⟨

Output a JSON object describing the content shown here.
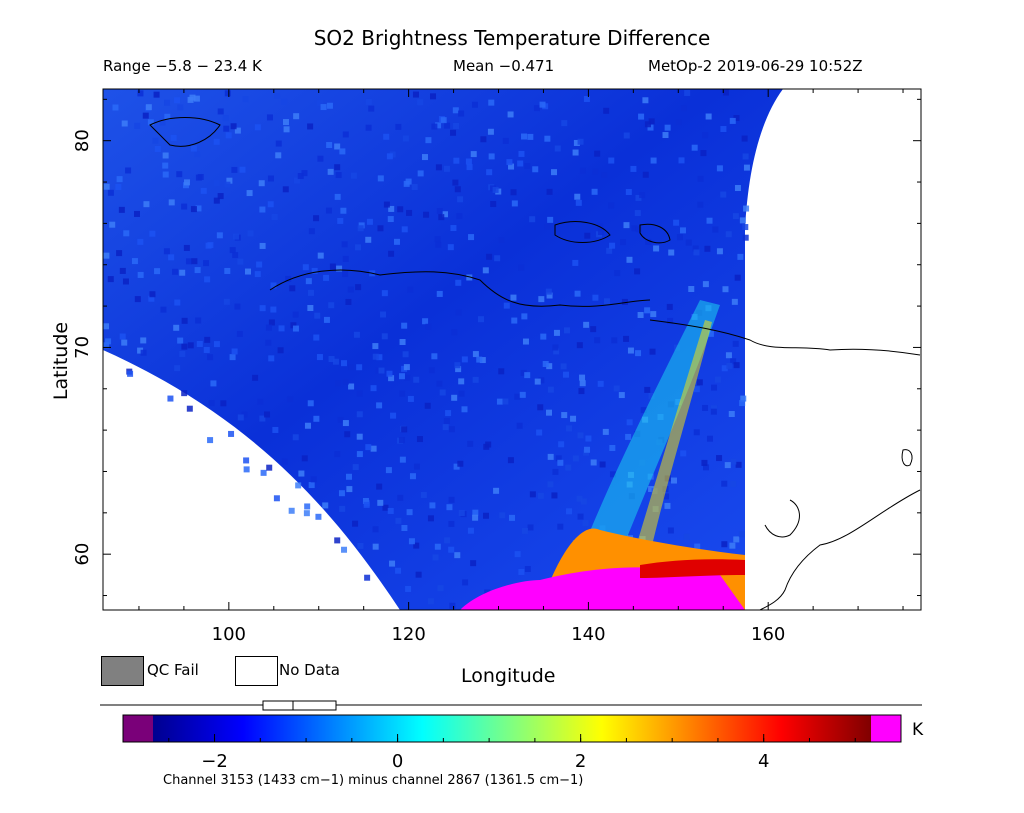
{
  "header": {
    "title": "SO2 Brightness Temperature Difference",
    "range": "Range −5.8 − 23.4 K",
    "mean": "Mean −0.471",
    "satellite_datetime": "MetOp-2 2019-06-29 10:52Z"
  },
  "legend": {
    "qc_fail_label": "QC Fail",
    "qc_fail_color": "#808080",
    "no_data_label": "No Data",
    "no_data_color": "#ffffff"
  },
  "colorbar": {
    "unit": "K",
    "ticks": [
      "−2",
      "0",
      "2",
      "4"
    ],
    "under_color": "#7a0079",
    "over_color": "#ff00ff",
    "colors": [
      "#00008f",
      "#0000ff",
      "#0080ff",
      "#00ffff",
      "#80ff80",
      "#ffff00",
      "#ff8000",
      "#ff0000",
      "#800000"
    ]
  },
  "footer": {
    "channel_note": "Channel 3153 (1433 cm−1) minus channel 2867 (1361.5 cm−1)"
  },
  "chart_data": {
    "type": "heatmap",
    "title": "SO2 Brightness Temperature Difference",
    "xlabel": "Longitude",
    "ylabel": "Latitude",
    "x_ticks": [
      100,
      120,
      140,
      160
    ],
    "y_ticks": [
      60,
      70,
      80
    ],
    "xlim": [
      86,
      177
    ],
    "ylim": [
      57.3,
      82.5
    ],
    "color_range": [
      -3,
      5.5
    ],
    "colorbar_ticks": [
      -2,
      0,
      2,
      4
    ],
    "unit": "K",
    "series": [
      {
        "region": "background",
        "approx_value": -2.2
      },
      {
        "region": "plume",
        "lon": [
          127,
          156
        ],
        "lat": [
          57.5,
          60
        ],
        "approx_value": 5.5
      }
    ]
  }
}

⟩

TASK STATEMENT
Leave out the pictures, and give all the records again exactly.

OUTPUT OF THE EXERCISE
Output a JSON object describing the content shown here.
{
  "header": {
    "title": "SO2 Brightness Temperature Difference",
    "range": "Range −5.8 − 23.4 K",
    "mean": "Mean −0.471",
    "satellite_datetime": "MetOp-2 2019-06-29 10:52Z"
  },
  "legend": {
    "qc_fail_label": "QC Fail",
    "qc_fail_color": "#808080",
    "no_data_label": "No Data",
    "no_data_color": "#ffffff"
  },
  "colorbar": {
    "unit": "K",
    "ticks": [
      "−2",
      "0",
      "2",
      "4"
    ],
    "under_color": "#7a0079",
    "over_color": "#ff00ff",
    "colors": [
      "#00008f",
      "#0000ff",
      "#0080ff",
      "#00ffff",
      "#80ff80",
      "#ffff00",
      "#ff8000",
      "#ff0000",
      "#800000"
    ]
  },
  "footer": {
    "channel_note": "Channel 3153 (1433 cm−1) minus channel 2867 (1361.5 cm−1)"
  },
  "chart_data": {
    "type": "heatmap",
    "title": "SO2 Brightness Temperature Difference",
    "xlabel": "Longitude",
    "ylabel": "Latitude",
    "x_ticks": [
      100,
      120,
      140,
      160
    ],
    "y_ticks": [
      60,
      70,
      80
    ],
    "xlim": [
      86,
      177
    ],
    "ylim": [
      57.3,
      82.5
    ],
    "color_range": [
      -3,
      5.5
    ],
    "colorbar_ticks": [
      -2,
      0,
      2,
      4
    ],
    "unit": "K",
    "series": [
      {
        "region": "background",
        "approx_value": -2.2
      },
      {
        "region": "plume",
        "lon": [
          127,
          156
        ],
        "lat": [
          57.5,
          60
        ],
        "approx_value": 5.5
      }
    ]
  }
}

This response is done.